◆ **Requirements**:
Can you print all of the rows below line for line, without changing anything and with the pictures left out?

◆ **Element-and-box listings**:
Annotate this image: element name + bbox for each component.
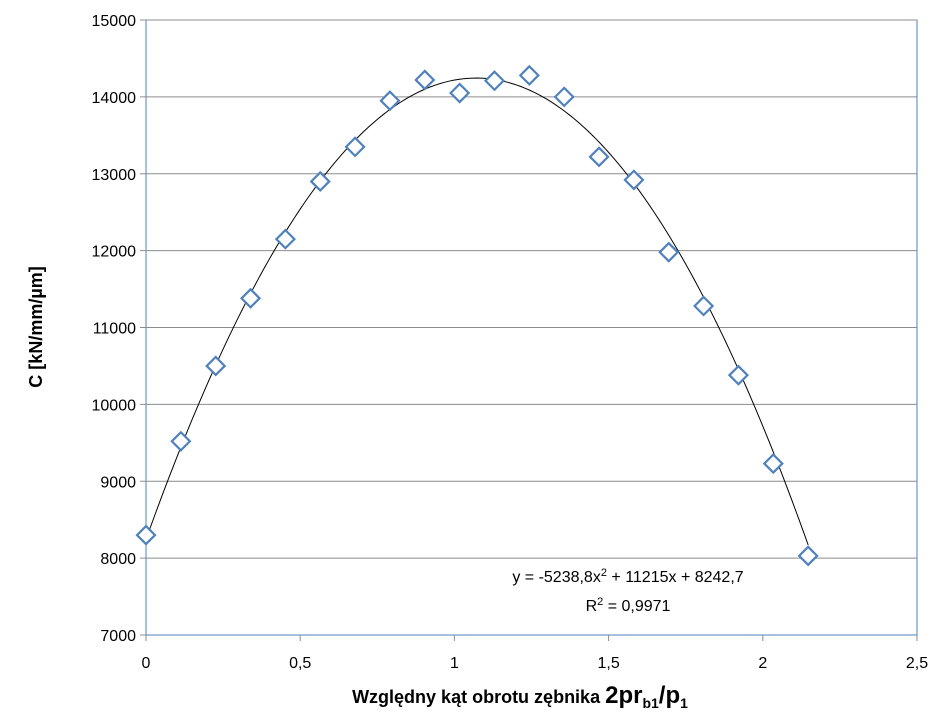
- x-tick-label: 0,5: [289, 655, 311, 672]
- y-tick-label: 14000: [92, 90, 137, 107]
- data-point-marker: [449, 82, 471, 104]
- x-axis-title-sub1: b1: [642, 695, 659, 711]
- equation-part2: + 11215x + 8242,7: [607, 569, 744, 586]
- data-point-marker: [797, 545, 819, 567]
- y-tick-label: 8000: [100, 551, 136, 568]
- y-tick-labels: 7000 8000 9000 10000 11000 12000 13000 14000 150…: [92, 13, 137, 645]
- data-point-marker: [483, 70, 506, 92]
- y-tick-label: 9000: [100, 474, 136, 491]
- y-tick-label: 10000: [92, 397, 137, 414]
- r2-part2: = 0,9971: [603, 598, 670, 615]
- equation-part1: y = -5238,8x: [512, 569, 601, 586]
- x-axis-title-prefix: Względny kąt obrotu zębnika: [352, 687, 605, 707]
- data-point-marker: [309, 170, 331, 192]
- r2-sup: 2: [597, 596, 603, 608]
- data-points: [135, 64, 819, 567]
- x-axis-title-sub2: 1: [680, 695, 688, 711]
- equation-sup: 2: [601, 567, 607, 579]
- x-tick-label: 2,5: [906, 655, 928, 672]
- y-tick-label: 12000: [92, 244, 137, 261]
- data-point-marker: [762, 453, 784, 475]
- y-tick-label: 13000: [92, 167, 137, 184]
- data-point-marker: [274, 228, 296, 250]
- x-tick-label: 1,5: [597, 655, 619, 672]
- x-axis-title-slash: /p: [659, 682, 680, 709]
- data-point-marker: [623, 169, 645, 191]
- r2-part1: R: [586, 598, 598, 615]
- data-point-marker: [205, 355, 227, 377]
- data-point-marker: [693, 295, 715, 317]
- trendline-equation: y = -5238,8x2 + 11215x + 8242,7: [512, 567, 743, 586]
- data-point-marker: [135, 524, 157, 546]
- x-tick-labels: 0 0,5 1 1,5 2 2,5: [142, 655, 929, 672]
- y-tick-label: 15000: [92, 13, 137, 30]
- x-tick-label: 1: [450, 655, 459, 672]
- y-axis-title: C [kN/mm/µm]: [26, 266, 46, 387]
- data-point-marker: [344, 136, 366, 158]
- data-point-marker: [588, 146, 610, 168]
- y-tick-label: 11000: [93, 321, 136, 338]
- r-squared-label: R2 = 0,9971: [586, 596, 671, 615]
- data-point-marker: [518, 64, 540, 86]
- data-point-marker: [658, 241, 680, 263]
- x-axis-title: Względny kąt obrotu zębnika 2prb1/p1: [352, 682, 688, 711]
- x-axis-title-main: 2pr: [605, 682, 642, 709]
- data-point-marker: [727, 364, 749, 386]
- y-tick-label: 7000: [100, 628, 136, 645]
- data-point-marker: [553, 86, 575, 108]
- data-point-marker: [379, 90, 401, 112]
- x-tick-label: 2: [758, 655, 767, 672]
- x-tick-label: 0: [142, 655, 151, 672]
- data-point-marker: [414, 69, 436, 91]
- trendline: [145, 77, 809, 546]
- data-point-marker: [239, 287, 262, 309]
- data-point-marker: [170, 430, 192, 452]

◆ **Result of the task**:
Annotate this image: element name + bbox for each component.
- x-tick-label: 0,5: [289, 655, 311, 672]
- y-tick-label: 14000: [92, 90, 137, 107]
- data-point-marker: [449, 82, 471, 104]
- x-axis-title-sub1: b1: [642, 695, 659, 711]
- equation-part2: + 11215x + 8242,7: [607, 569, 744, 586]
- data-point-marker: [797, 545, 819, 567]
- y-tick-label: 8000: [100, 551, 136, 568]
- y-tick-labels: 7000 8000 9000 10000 11000 12000 13000 14000 150…: [92, 13, 137, 645]
- data-point-marker: [483, 70, 506, 92]
- y-tick-label: 9000: [100, 474, 136, 491]
- y-tick-label: 10000: [92, 397, 137, 414]
- r2-part2: = 0,9971: [603, 598, 670, 615]
- equation-part1: y = -5238,8x: [512, 569, 601, 586]
- x-axis-title-prefix: Względny kąt obrotu zębnika: [352, 687, 605, 707]
- data-point-marker: [309, 170, 331, 192]
- r2-sup: 2: [597, 596, 603, 608]
- data-points: [135, 64, 819, 567]
- x-axis-title-sub2: 1: [680, 695, 688, 711]
- equation-sup: 2: [601, 567, 607, 579]
- x-tick-label: 2,5: [906, 655, 928, 672]
- y-tick-label: 12000: [92, 244, 137, 261]
- data-point-marker: [762, 453, 784, 475]
- y-tick-label: 13000: [92, 167, 137, 184]
- data-point-marker: [274, 228, 296, 250]
- x-tick-label: 1,5: [597, 655, 619, 672]
- x-axis-title-slash: /p: [659, 682, 680, 709]
- data-point-marker: [623, 169, 645, 191]
- r2-part1: R: [586, 598, 598, 615]
- data-point-marker: [205, 355, 227, 377]
- data-point-marker: [693, 295, 715, 317]
- trendline-equation: y = -5238,8x2 + 11215x + 8242,7: [512, 567, 743, 586]
- data-point-marker: [135, 524, 157, 546]
- x-tick-labels: 0 0,5 1 1,5 2 2,5: [142, 655, 929, 672]
- y-tick-label: 15000: [92, 13, 137, 30]
- x-tick-label: 1: [450, 655, 459, 672]
- y-axis-title: C [kN/mm/µm]: [26, 266, 46, 387]
- data-point-marker: [344, 136, 366, 158]
- data-point-marker: [588, 146, 610, 168]
- y-tick-label: 11000: [93, 321, 136, 338]
- r-squared-label: R2 = 0,9971: [586, 596, 671, 615]
- data-point-marker: [518, 64, 540, 86]
- data-point-marker: [658, 241, 680, 263]
- x-axis-title: Względny kąt obrotu zębnika 2prb1/p1: [352, 682, 688, 711]
- x-axis-title-main: 2pr: [605, 682, 642, 709]
- data-point-marker: [727, 364, 749, 386]
- y-tick-label: 7000: [100, 628, 136, 645]
- data-point-marker: [553, 86, 575, 108]
- data-point-marker: [379, 90, 401, 112]
- x-tick-label: 2: [758, 655, 767, 672]
- x-tick-label: 0: [142, 655, 151, 672]
- data-point-marker: [414, 69, 436, 91]
- trendline: [145, 77, 809, 546]
- data-point-marker: [239, 287, 262, 309]
- data-point-marker: [170, 430, 192, 452]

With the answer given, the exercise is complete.